▶ **Prompt**
Your task is to copy every line of this material exactly.

▶

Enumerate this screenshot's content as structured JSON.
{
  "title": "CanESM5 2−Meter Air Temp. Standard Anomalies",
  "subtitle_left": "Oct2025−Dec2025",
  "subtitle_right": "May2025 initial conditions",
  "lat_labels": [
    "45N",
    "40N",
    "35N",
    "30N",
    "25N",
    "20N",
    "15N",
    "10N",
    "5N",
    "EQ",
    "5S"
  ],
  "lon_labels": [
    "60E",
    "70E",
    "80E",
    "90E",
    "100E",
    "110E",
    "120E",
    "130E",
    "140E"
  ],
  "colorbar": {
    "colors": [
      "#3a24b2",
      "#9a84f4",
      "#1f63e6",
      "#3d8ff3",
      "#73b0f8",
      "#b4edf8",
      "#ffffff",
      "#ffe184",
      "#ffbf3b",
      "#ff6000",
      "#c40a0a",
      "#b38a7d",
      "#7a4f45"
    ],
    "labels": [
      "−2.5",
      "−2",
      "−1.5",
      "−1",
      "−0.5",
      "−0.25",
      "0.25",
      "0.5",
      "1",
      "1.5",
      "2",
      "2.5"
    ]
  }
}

◀

▶ **Result of the exercise**
Enumerate this screenshot's content as structured JSON.
{
  "title": "CanESM5 2−Meter Air Temp. Standard Anomalies",
  "subtitle_left": "Oct2025−Dec2025",
  "subtitle_right": "May2025 initial conditions",
  "lat_labels": [
    "45N",
    "40N",
    "35N",
    "30N",
    "25N",
    "20N",
    "15N",
    "10N",
    "5N",
    "EQ",
    "5S"
  ],
  "lon_labels": [
    "60E",
    "70E",
    "80E",
    "90E",
    "100E",
    "110E",
    "120E",
    "130E",
    "140E"
  ],
  "colorbar": {
    "colors": [
      "#3a24b2",
      "#9a84f4",
      "#1f63e6",
      "#3d8ff3",
      "#73b0f8",
      "#b4edf8",
      "#ffffff",
      "#ffe184",
      "#ffbf3b",
      "#ff6000",
      "#c40a0a",
      "#b38a7d",
      "#7a4f45"
    ],
    "labels": [
      "−2.5",
      "−2",
      "−1.5",
      "−1",
      "−0.5",
      "−0.25",
      "0.25",
      "0.5",
      "1",
      "1.5",
      "2",
      "2.5"
    ]
  }
}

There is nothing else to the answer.